(What needs to be done)
Write out each record below exactly as it appears, with no pictures.

========================================================================

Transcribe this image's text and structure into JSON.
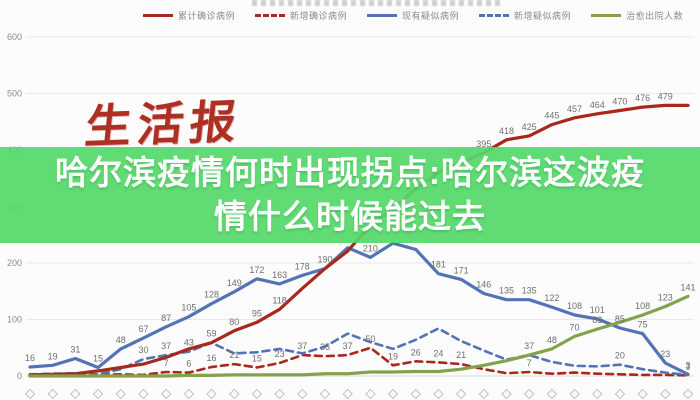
{
  "overlay": {
    "line1": "哈尔滨疫情何时出现拐点:哈尔滨这波疫",
    "line2": "情什么时候能过去",
    "background_color": "#56d86a",
    "text_color": "#ffffff"
  },
  "watermark": {
    "text": "生活报",
    "color": "#ae2f24"
  },
  "colors": {
    "confirmed_red": "#a8281c",
    "suspected_blue": "#5274b5",
    "cured_green": "#84a24d",
    "grid": "#e9e9e9",
    "axis_text": "#8a8a8a",
    "data_label": "#6e6e6e"
  },
  "chart_data": {
    "type": "line",
    "title": "",
    "xlabel": "",
    "ylabel": "",
    "ylim": [
      0,
      600
    ],
    "y_ticks": [
      0,
      100,
      200,
      300,
      400,
      500,
      600
    ],
    "grid": true,
    "legend_position": "top",
    "x_point_count": 30,
    "x_tick_glyph": "◇",
    "series": [
      {
        "name": "累计确诊病例",
        "key": "cumulative-confirmed",
        "color": "#a8281c",
        "dash": "none",
        "values": [
          2,
          3,
          4,
          9,
          15,
          21,
          33,
          48,
          59,
          80,
          95,
          118,
          155,
          190,
          221,
          267,
          295,
          331,
          360,
          378,
          395,
          418,
          425,
          445,
          457,
          464,
          470,
          476,
          479,
          479
        ],
        "labels": [
          null,
          null,
          null,
          null,
          null,
          null,
          null,
          null,
          null,
          "80",
          "95",
          "118",
          null,
          null,
          null,
          null,
          null,
          null,
          null,
          "378",
          "395",
          "418",
          "425",
          "445",
          "457",
          "464",
          "470",
          "476",
          "479",
          null
        ]
      },
      {
        "name": "新增确诊病例",
        "key": "new-confirmed",
        "color": "#a8281c",
        "dash": "dashed",
        "values": [
          1,
          3,
          1,
          2,
          3,
          2,
          7,
          6,
          16,
          21,
          15,
          23,
          37,
          35,
          37,
          50,
          19,
          26,
          24,
          21,
          12,
          5,
          7,
          4,
          6,
          4,
          3,
          2,
          2,
          1
        ],
        "labels": [
          null,
          null,
          null,
          null,
          null,
          null,
          "7",
          "6",
          "16",
          "21",
          "15",
          "23",
          "37",
          "35",
          "37",
          "50",
          "19",
          "26",
          "24",
          "21",
          null,
          null,
          "7",
          null,
          null,
          null,
          null,
          null,
          null,
          "1"
        ]
      },
      {
        "name": "现有疑似病例",
        "key": "existing-suspected",
        "color": "#5274b5",
        "dash": "none",
        "values": [
          16,
          19,
          31,
          15,
          48,
          67,
          87,
          105,
          128,
          149,
          172,
          163,
          178,
          190,
          227,
          210,
          235,
          224,
          181,
          171,
          146,
          135,
          135,
          122,
          108,
          101,
          85,
          75,
          23,
          3
        ],
        "labels": [
          "16",
          "19",
          "31",
          "15",
          "48",
          "67",
          "87",
          "105",
          "128",
          "149",
          "172",
          "163",
          "178",
          "190",
          null,
          "210",
          null,
          null,
          "181",
          "171",
          "146",
          "135",
          "135",
          "122",
          "108",
          "101",
          "85",
          "75",
          "23",
          "3"
        ]
      },
      {
        "name": "新增疑似病例",
        "key": "new-suspected",
        "color": "#5274b5",
        "dash": "dashed",
        "values": [
          3,
          4,
          5,
          3,
          12,
          30,
          37,
          43,
          59,
          40,
          42,
          48,
          40,
          52,
          75,
          60,
          48,
          64,
          84,
          62,
          45,
          29,
          37,
          25,
          18,
          17,
          20,
          12,
          6,
          2
        ],
        "labels": [
          null,
          null,
          null,
          null,
          null,
          "30",
          "37",
          "43",
          "59",
          null,
          null,
          null,
          null,
          null,
          null,
          null,
          null,
          null,
          null,
          null,
          null,
          null,
          "37",
          null,
          null,
          null,
          "20",
          null,
          null,
          null
        ]
      },
      {
        "name": "治愈出院人数",
        "key": "cured-discharged",
        "color": "#84a24d",
        "dash": "none",
        "values": [
          0,
          0,
          0,
          0,
          0,
          0,
          0,
          1,
          1,
          2,
          2,
          2,
          2,
          4,
          4,
          7,
          7,
          8,
          8,
          12,
          19,
          27,
          37,
          48,
          70,
          83,
          95,
          108,
          123,
          141
        ],
        "labels": [
          null,
          null,
          null,
          null,
          null,
          null,
          null,
          null,
          null,
          null,
          null,
          null,
          null,
          null,
          null,
          null,
          null,
          null,
          null,
          null,
          null,
          null,
          null,
          "48",
          "70",
          "83",
          null,
          "108",
          "123",
          "141"
        ]
      }
    ]
  }
}
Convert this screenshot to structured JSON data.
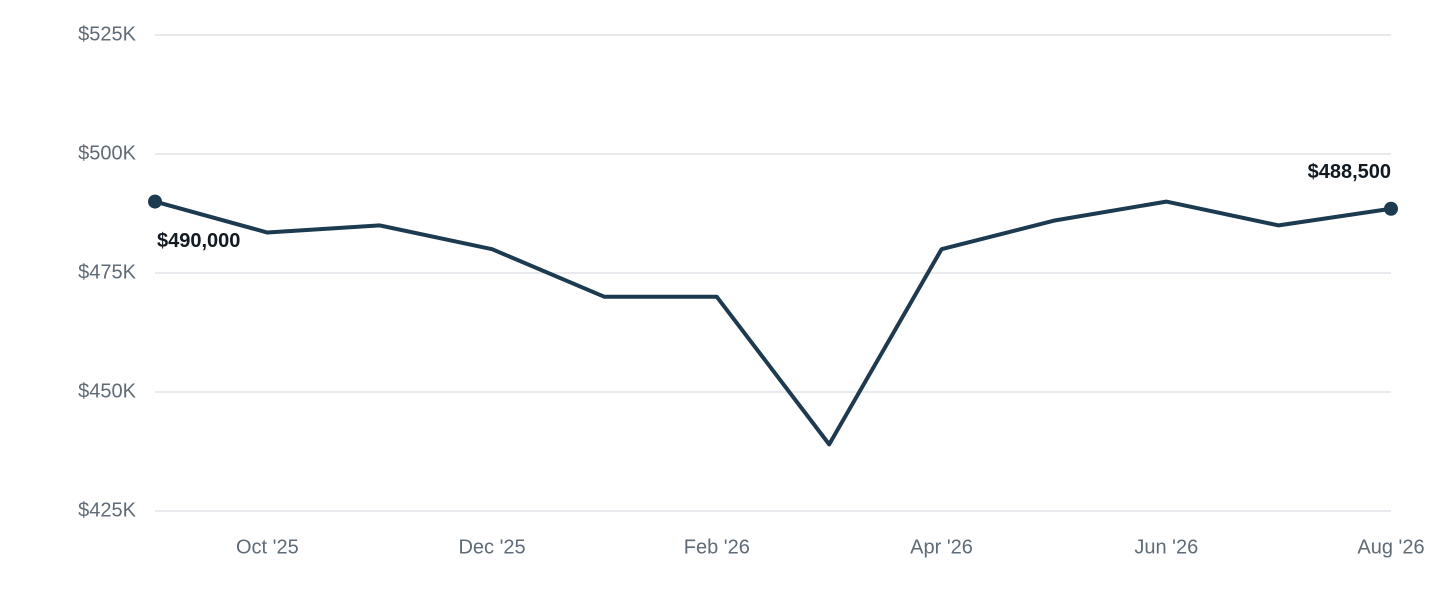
{
  "chart_data": {
    "type": "line",
    "categories": [
      null,
      "Oct '25",
      null,
      "Dec '25",
      null,
      "Feb '26",
      null,
      "Apr '26",
      null,
      "Jun '26",
      null,
      "Aug '26"
    ],
    "values": [
      490000,
      483500,
      485000,
      480000,
      470000,
      470000,
      439000,
      480000,
      486000,
      490000,
      485000,
      488500
    ],
    "value_labels": [
      "$490,000",
      null,
      null,
      null,
      null,
      null,
      null,
      null,
      null,
      null,
      null,
      "$488,500"
    ],
    "color": "#1c3a50",
    "ylim": [
      425000,
      525000
    ],
    "yticks": [
      {
        "value": 425000,
        "label": "$425K"
      },
      {
        "value": 450000,
        "label": "$450K"
      },
      {
        "value": 475000,
        "label": "$475K"
      },
      {
        "value": 500000,
        "label": "$500K"
      },
      {
        "value": 525000,
        "label": "$525K"
      }
    ],
    "grid": true
  }
}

========================================================================

(Output of the exercise)
Transcribe this image's text and structure into JSON.
{
  "overlay": {
    "line1": "哈尔滨疫情何时出现拐点:哈尔滨这波疫",
    "line2": "情什么时候能过去",
    "background_color": "#56d86a",
    "text_color": "#ffffff"
  },
  "watermark": {
    "text": "生活报",
    "color": "#ae2f24"
  },
  "colors": {
    "confirmed_red": "#a8281c",
    "suspected_blue": "#5274b5",
    "cured_green": "#84a24d",
    "grid": "#e9e9e9",
    "axis_text": "#8a8a8a",
    "data_label": "#6e6e6e"
  },
  "chart_data": {
    "type": "line",
    "title": "",
    "xlabel": "",
    "ylabel": "",
    "ylim": [
      0,
      600
    ],
    "y_ticks": [
      0,
      100,
      200,
      300,
      400,
      500,
      600
    ],
    "grid": true,
    "legend_position": "top",
    "x_point_count": 30,
    "x_tick_glyph": "◇",
    "series": [
      {
        "name": "累计确诊病例",
        "key": "cumulative-confirmed",
        "color": "#a8281c",
        "dash": "none",
        "values": [
          2,
          3,
          4,
          9,
          15,
          21,
          33,
          48,
          59,
          80,
          95,
          118,
          155,
          190,
          221,
          267,
          295,
          331,
          360,
          378,
          395,
          418,
          425,
          445,
          457,
          464,
          470,
          476,
          479,
          479
        ],
        "labels": [
          null,
          null,
          null,
          null,
          null,
          null,
          null,
          null,
          null,
          "80",
          "95",
          "118",
          null,
          null,
          null,
          null,
          null,
          null,
          null,
          "378",
          "395",
          "418",
          "425",
          "445",
          "457",
          "464",
          "470",
          "476",
          "479",
          null
        ]
      },
      {
        "name": "新增确诊病例",
        "key": "new-confirmed",
        "color": "#a8281c",
        "dash": "dashed",
        "values": [
          1,
          3,
          1,
          2,
          3,
          2,
          7,
          6,
          16,
          21,
          15,
          23,
          37,
          35,
          37,
          50,
          19,
          26,
          24,
          21,
          12,
          5,
          7,
          4,
          6,
          4,
          3,
          2,
          2,
          1
        ],
        "labels": [
          null,
          null,
          null,
          null,
          null,
          null,
          "7",
          "6",
          "16",
          "21",
          "15",
          "23",
          "37",
          "35",
          "37",
          "50",
          "19",
          "26",
          "24",
          "21",
          null,
          null,
          "7",
          null,
          null,
          null,
          null,
          null,
          null,
          "1"
        ]
      },
      {
        "name": "现有疑似病例",
        "key": "existing-suspected",
        "color": "#5274b5",
        "dash": "none",
        "values": [
          16,
          19,
          31,
          15,
          48,
          67,
          87,
          105,
          128,
          149,
          172,
          163,
          178,
          190,
          227,
          210,
          235,
          224,
          181,
          171,
          146,
          135,
          135,
          122,
          108,
          101,
          85,
          75,
          23,
          3
        ],
        "labels": [
          "16",
          "19",
          "31",
          "15",
          "48",
          "67",
          "87",
          "105",
          "128",
          "149",
          "172",
          "163",
          "178",
          "190",
          null,
          "210",
          null,
          null,
          "181",
          "171",
          "146",
          "135",
          "135",
          "122",
          "108",
          "101",
          "85",
          "75",
          "23",
          "3"
        ]
      },
      {
        "name": "新增疑似病例",
        "key": "new-suspected",
        "color": "#5274b5",
        "dash": "dashed",
        "values": [
          3,
          4,
          5,
          3,
          12,
          30,
          37,
          43,
          59,
          40,
          42,
          48,
          40,
          52,
          75,
          60,
          48,
          64,
          84,
          62,
          45,
          29,
          37,
          25,
          18,
          17,
          20,
          12,
          6,
          2
        ],
        "labels": [
          null,
          null,
          null,
          null,
          null,
          "30",
          "37",
          "43",
          "59",
          null,
          null,
          null,
          null,
          null,
          null,
          null,
          null,
          null,
          null,
          null,
          null,
          null,
          "37",
          null,
          null,
          null,
          "20",
          null,
          null,
          null
        ]
      },
      {
        "name": "治愈出院人数",
        "key": "cured-discharged",
        "color": "#84a24d",
        "dash": "none",
        "values": [
          0,
          0,
          0,
          0,
          0,
          0,
          0,
          1,
          1,
          2,
          2,
          2,
          2,
          4,
          4,
          7,
          7,
          8,
          8,
          12,
          19,
          27,
          37,
          48,
          70,
          83,
          95,
          108,
          123,
          141
        ],
        "labels": [
          null,
          null,
          null,
          null,
          null,
          null,
          null,
          null,
          null,
          null,
          null,
          null,
          null,
          null,
          null,
          null,
          null,
          null,
          null,
          null,
          null,
          null,
          null,
          "48",
          "70",
          "83",
          null,
          "108",
          "123",
          "141"
        ]
      }
    ]
  }
}
Convert this screenshot to structured JSON data.
{
  "chart_data": {
    "type": "line",
    "categories": [
      null,
      "Oct '25",
      null,
      "Dec '25",
      null,
      "Feb '26",
      null,
      "Apr '26",
      null,
      "Jun '26",
      null,
      "Aug '26"
    ],
    "values": [
      490000,
      483500,
      485000,
      480000,
      470000,
      470000,
      439000,
      480000,
      486000,
      490000,
      485000,
      488500
    ],
    "value_labels": [
      "$490,000",
      null,
      null,
      null,
      null,
      null,
      null,
      null,
      null,
      null,
      null,
      "$488,500"
    ],
    "color": "#1c3a50",
    "ylim": [
      425000,
      525000
    ],
    "yticks": [
      {
        "value": 425000,
        "label": "$425K"
      },
      {
        "value": 450000,
        "label": "$450K"
      },
      {
        "value": 475000,
        "label": "$475K"
      },
      {
        "value": 500000,
        "label": "$500K"
      },
      {
        "value": 525000,
        "label": "$525K"
      }
    ],
    "grid": true
  }
}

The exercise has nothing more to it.